-- START OF DATA SHOWN --
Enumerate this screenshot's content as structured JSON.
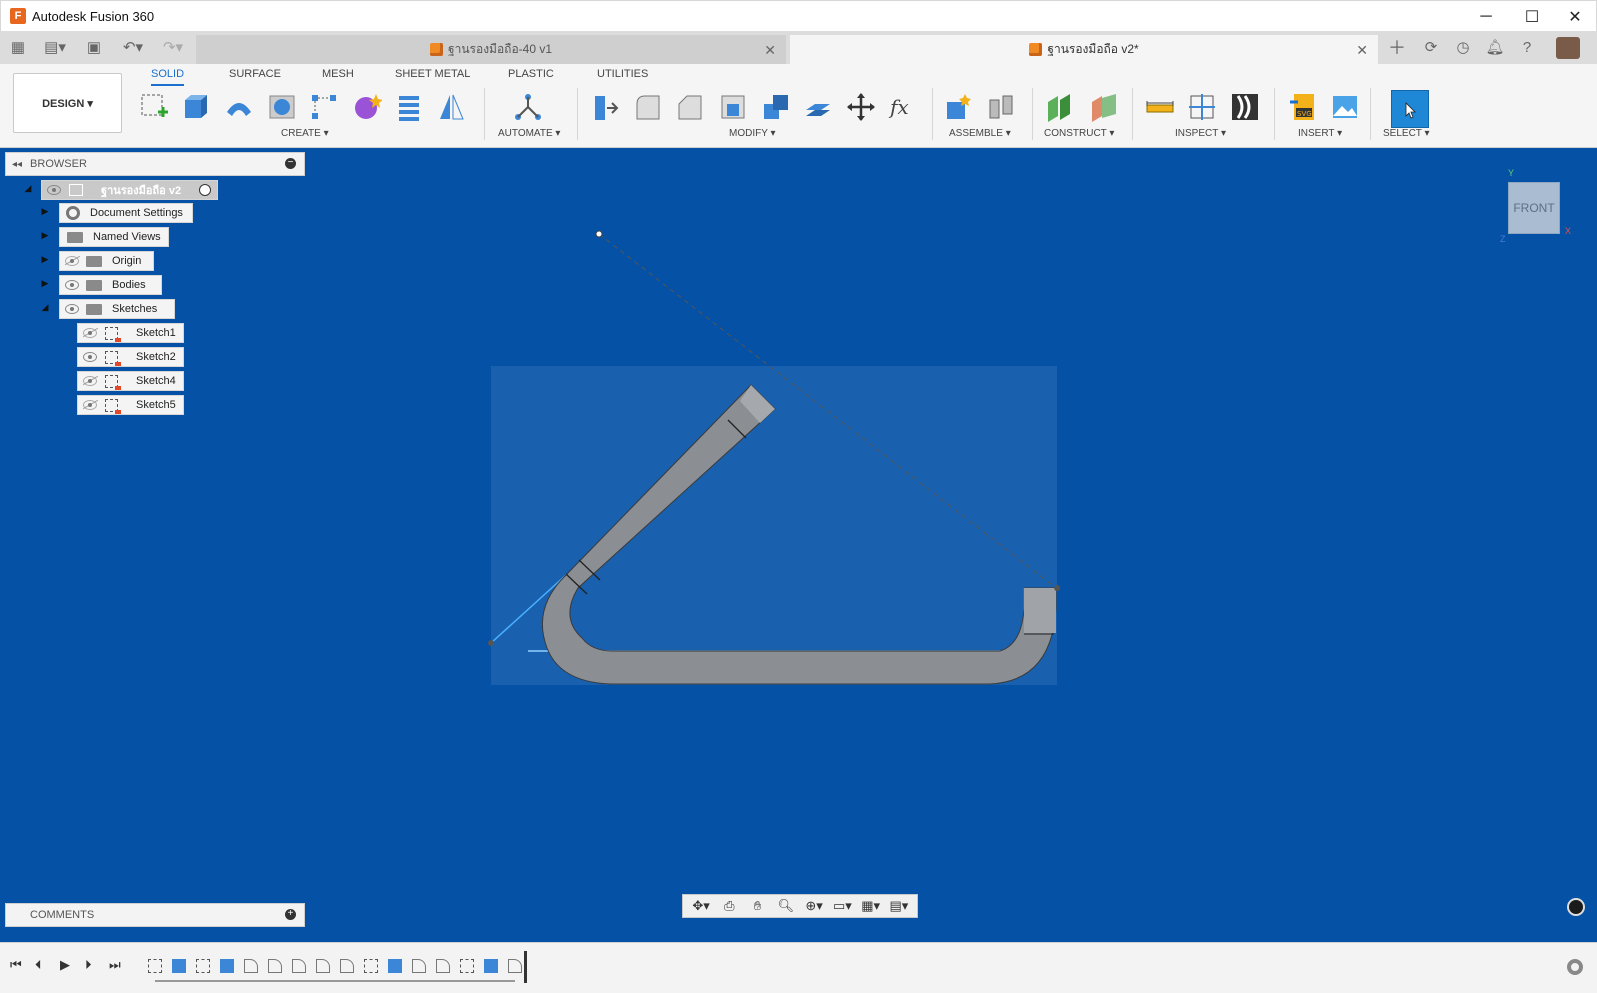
{
  "window": {
    "title": "Autodesk Fusion 360",
    "logo_letter": "F",
    "minimize": "─",
    "maximize": "☐",
    "close": "✕"
  },
  "tabs": [
    {
      "label": "ฐานรองมือถือ-40 v1",
      "active": false
    },
    {
      "label": "ฐานรองมือถือ v2*",
      "active": true
    }
  ],
  "toolbar": {
    "workspace_button": "DESIGN ▾",
    "workspace_tabs": [
      "SOLID",
      "SURFACE",
      "MESH",
      "SHEET METAL",
      "PLASTIC",
      "UTILITIES"
    ],
    "groups": [
      "CREATE ▾",
      "AUTOMATE ▾",
      "MODIFY ▾",
      "ASSEMBLE ▾",
      "CONSTRUCT ▾",
      "INSPECT ▾",
      "INSERT ▾",
      "SELECT ▾"
    ]
  },
  "browser": {
    "title": "BROWSER",
    "root": "ฐานรองมือถือ v2",
    "items": [
      {
        "label": "Document Settings"
      },
      {
        "label": "Named Views"
      },
      {
        "label": "Origin"
      },
      {
        "label": "Bodies"
      },
      {
        "label": "Sketches"
      }
    ],
    "sketches": [
      "Sketch1",
      "Sketch2",
      "Sketch4",
      "Sketch5"
    ]
  },
  "comments": {
    "title": "COMMENTS"
  },
  "viewcube": {
    "face": "FRONT",
    "axis_y": "Y",
    "axis_x": "X",
    "axis_z": "Z"
  },
  "colors": {
    "viewport": "#0451a5",
    "body": "#8b8f94",
    "accent": "#1a6fcf"
  }
}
-- END OF DATA SHOWN --
▶ TO BE DONE: Identify every line holding the word "title" and copy it out.

▶ FULL OUTPUT:
    "title": "Autodesk Fusion 360",
    "title": "BROWSER",
    "title": "COMMENTS"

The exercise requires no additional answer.